Raw records:
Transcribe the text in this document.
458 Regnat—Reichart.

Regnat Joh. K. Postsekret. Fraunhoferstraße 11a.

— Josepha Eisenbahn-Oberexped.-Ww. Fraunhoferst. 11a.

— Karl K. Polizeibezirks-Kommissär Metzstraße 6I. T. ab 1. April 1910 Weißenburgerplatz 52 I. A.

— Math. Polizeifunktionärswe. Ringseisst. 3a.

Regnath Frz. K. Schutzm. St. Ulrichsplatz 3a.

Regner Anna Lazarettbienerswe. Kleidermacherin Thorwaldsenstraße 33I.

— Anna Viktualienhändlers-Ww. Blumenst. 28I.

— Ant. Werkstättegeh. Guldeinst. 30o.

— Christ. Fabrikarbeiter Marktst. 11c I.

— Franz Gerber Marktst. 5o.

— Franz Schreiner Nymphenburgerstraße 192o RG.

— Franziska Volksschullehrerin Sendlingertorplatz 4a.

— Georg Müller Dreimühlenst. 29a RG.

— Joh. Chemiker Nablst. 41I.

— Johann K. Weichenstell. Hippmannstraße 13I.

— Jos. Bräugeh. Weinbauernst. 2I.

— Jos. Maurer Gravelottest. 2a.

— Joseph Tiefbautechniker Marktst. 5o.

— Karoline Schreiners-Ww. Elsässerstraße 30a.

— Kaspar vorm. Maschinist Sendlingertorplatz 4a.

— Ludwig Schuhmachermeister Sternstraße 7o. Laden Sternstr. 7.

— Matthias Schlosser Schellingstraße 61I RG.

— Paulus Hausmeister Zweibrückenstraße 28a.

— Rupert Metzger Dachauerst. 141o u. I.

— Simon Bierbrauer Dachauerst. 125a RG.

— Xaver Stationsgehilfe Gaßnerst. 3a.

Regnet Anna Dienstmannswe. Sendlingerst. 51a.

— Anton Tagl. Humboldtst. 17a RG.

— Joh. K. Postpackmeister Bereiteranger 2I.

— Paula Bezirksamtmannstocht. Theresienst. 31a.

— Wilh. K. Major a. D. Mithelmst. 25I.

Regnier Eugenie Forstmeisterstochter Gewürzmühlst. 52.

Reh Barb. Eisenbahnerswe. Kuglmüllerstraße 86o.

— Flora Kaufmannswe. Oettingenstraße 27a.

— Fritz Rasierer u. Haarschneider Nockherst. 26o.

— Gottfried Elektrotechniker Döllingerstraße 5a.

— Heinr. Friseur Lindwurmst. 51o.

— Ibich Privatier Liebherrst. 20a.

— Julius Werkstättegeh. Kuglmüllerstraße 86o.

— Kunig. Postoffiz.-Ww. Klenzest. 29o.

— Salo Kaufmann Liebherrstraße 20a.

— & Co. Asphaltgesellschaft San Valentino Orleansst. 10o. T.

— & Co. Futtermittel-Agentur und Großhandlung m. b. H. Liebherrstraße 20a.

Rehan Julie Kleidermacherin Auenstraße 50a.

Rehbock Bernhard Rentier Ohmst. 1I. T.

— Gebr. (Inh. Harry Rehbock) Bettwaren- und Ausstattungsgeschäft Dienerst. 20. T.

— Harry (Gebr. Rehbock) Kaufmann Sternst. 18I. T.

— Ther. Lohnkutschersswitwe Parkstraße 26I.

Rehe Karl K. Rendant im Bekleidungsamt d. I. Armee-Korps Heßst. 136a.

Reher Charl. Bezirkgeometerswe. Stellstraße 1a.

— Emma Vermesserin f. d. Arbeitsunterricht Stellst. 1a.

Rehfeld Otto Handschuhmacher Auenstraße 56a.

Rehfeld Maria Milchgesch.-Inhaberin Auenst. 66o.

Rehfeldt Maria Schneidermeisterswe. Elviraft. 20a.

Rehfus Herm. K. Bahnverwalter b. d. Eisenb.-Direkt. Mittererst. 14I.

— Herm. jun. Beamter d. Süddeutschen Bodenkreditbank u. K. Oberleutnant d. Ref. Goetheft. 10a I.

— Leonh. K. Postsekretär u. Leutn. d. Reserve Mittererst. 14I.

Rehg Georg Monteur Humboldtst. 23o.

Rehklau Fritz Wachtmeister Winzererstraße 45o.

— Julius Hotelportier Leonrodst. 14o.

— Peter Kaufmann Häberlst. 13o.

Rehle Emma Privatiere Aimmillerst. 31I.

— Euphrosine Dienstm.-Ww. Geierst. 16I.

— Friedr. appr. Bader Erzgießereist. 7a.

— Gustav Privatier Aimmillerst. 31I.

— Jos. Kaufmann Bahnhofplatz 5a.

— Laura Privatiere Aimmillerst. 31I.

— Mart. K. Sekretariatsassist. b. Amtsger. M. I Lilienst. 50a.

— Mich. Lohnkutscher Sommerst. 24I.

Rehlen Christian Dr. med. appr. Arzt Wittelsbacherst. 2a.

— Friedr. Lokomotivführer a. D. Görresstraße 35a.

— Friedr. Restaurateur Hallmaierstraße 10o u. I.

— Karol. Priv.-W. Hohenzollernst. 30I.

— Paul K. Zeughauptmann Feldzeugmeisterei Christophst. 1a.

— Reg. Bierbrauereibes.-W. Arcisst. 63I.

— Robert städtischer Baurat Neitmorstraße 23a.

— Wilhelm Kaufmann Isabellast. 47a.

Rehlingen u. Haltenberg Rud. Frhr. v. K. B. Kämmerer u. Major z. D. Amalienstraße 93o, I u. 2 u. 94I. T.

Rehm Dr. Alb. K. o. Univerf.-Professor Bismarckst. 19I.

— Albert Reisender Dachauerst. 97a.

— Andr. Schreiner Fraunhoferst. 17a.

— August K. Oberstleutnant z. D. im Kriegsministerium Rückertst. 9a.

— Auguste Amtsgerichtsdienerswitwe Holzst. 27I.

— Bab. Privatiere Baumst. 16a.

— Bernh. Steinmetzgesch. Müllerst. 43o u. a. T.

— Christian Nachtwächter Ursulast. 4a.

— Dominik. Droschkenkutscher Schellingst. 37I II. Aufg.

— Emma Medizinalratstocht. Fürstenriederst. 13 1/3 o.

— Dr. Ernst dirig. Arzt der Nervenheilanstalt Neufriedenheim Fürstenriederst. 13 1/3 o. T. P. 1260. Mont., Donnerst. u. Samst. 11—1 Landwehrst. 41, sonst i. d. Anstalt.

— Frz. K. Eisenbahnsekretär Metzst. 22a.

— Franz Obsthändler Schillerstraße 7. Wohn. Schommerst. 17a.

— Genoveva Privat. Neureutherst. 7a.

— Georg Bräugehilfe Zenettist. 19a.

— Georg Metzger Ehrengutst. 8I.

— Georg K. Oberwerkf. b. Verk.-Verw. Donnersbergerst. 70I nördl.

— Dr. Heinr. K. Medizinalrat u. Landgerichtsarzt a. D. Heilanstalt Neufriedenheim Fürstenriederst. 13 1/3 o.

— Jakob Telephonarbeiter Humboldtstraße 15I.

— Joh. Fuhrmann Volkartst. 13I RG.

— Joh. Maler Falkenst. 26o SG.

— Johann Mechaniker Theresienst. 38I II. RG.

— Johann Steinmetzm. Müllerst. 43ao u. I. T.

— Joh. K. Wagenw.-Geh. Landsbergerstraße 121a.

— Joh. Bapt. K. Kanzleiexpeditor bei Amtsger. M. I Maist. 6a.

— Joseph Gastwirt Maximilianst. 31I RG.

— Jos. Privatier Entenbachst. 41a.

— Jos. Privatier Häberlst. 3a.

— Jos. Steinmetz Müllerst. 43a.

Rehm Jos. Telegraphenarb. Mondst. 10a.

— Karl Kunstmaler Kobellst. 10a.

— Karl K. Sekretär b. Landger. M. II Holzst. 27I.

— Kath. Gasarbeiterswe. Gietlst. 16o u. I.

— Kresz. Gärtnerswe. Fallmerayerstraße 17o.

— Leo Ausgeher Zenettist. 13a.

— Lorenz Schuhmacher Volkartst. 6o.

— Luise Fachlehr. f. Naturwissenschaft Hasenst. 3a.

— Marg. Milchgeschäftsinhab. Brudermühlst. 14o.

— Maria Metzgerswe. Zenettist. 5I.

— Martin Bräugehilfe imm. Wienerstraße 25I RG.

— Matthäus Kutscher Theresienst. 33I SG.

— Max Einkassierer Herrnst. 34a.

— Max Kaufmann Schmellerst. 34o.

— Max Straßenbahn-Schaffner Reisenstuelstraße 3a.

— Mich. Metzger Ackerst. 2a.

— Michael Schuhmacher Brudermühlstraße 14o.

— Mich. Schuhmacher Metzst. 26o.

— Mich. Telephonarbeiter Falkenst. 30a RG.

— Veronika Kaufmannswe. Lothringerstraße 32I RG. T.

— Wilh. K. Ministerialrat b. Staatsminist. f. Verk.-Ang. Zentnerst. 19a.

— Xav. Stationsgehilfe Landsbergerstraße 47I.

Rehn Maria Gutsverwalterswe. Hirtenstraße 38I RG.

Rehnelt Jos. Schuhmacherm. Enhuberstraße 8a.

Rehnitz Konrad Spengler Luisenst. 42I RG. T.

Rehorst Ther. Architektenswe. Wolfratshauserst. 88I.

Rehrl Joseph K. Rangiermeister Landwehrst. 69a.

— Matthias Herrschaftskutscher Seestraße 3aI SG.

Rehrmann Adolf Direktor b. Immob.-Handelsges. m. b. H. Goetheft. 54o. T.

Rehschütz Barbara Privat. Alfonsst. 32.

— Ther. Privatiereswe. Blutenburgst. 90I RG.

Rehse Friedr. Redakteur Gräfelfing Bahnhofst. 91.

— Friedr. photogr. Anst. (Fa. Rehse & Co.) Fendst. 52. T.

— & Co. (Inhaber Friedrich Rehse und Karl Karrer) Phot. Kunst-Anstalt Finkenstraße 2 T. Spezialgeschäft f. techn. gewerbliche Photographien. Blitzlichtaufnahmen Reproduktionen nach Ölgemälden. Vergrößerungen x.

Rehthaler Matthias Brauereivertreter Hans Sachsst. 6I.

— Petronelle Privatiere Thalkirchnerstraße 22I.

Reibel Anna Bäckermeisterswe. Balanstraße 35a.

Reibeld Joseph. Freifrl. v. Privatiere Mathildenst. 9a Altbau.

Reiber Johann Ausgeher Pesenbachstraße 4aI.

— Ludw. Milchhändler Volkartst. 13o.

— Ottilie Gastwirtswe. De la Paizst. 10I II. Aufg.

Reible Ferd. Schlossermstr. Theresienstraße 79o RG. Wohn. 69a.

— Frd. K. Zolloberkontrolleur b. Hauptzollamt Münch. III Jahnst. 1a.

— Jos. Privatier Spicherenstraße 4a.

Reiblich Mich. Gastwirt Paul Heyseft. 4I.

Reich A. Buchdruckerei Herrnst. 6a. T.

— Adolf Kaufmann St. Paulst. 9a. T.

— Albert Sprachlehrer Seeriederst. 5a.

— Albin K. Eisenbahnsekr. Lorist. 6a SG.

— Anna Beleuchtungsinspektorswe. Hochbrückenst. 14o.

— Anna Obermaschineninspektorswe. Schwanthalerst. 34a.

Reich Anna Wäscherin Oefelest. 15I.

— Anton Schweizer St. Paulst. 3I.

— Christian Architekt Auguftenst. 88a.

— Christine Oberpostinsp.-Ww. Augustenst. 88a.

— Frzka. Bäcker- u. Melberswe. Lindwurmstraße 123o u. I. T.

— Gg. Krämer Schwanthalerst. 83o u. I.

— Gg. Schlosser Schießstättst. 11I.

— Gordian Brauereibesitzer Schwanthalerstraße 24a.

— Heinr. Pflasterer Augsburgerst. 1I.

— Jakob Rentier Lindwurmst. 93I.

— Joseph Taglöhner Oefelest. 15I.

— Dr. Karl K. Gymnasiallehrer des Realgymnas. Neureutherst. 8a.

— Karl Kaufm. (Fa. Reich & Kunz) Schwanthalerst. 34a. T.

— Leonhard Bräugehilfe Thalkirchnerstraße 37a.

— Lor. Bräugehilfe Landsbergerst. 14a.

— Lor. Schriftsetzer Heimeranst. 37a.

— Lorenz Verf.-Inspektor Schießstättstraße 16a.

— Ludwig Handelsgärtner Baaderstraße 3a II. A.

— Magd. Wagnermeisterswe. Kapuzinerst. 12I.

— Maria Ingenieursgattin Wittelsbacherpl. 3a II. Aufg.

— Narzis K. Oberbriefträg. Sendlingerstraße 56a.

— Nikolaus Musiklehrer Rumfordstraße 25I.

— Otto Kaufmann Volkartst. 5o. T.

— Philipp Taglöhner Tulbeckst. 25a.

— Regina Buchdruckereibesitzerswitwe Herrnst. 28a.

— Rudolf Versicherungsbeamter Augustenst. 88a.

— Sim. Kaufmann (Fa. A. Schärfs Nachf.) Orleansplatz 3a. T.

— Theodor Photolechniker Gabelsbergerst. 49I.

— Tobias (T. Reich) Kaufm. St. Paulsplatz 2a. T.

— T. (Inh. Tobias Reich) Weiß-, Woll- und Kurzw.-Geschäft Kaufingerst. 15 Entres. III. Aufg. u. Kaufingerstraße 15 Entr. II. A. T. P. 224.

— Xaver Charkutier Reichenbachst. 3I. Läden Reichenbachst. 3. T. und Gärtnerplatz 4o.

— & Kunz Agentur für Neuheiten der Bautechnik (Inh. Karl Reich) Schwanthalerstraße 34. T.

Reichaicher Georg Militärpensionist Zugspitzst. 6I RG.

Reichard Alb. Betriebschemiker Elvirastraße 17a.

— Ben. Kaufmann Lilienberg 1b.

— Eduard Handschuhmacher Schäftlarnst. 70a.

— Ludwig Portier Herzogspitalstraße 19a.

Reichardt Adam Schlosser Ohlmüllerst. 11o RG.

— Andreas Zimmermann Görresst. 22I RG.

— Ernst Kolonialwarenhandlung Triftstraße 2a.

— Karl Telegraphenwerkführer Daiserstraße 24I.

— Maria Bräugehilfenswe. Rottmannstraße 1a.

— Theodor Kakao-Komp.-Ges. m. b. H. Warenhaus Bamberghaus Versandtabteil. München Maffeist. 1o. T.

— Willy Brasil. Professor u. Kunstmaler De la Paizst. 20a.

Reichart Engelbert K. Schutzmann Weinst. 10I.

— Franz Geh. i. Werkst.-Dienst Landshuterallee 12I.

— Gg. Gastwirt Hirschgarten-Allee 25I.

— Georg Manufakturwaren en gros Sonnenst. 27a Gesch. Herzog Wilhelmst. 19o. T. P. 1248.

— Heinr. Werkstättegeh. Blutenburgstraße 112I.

Exercise instructions> In the listing above, find the lines holding the word "Jakob" and copy them.

Output of the exercise>
— Jakob Telephonarbeiter Humboldtstraße 15I.
— Jakob Rentier Lindwurmst. 93I.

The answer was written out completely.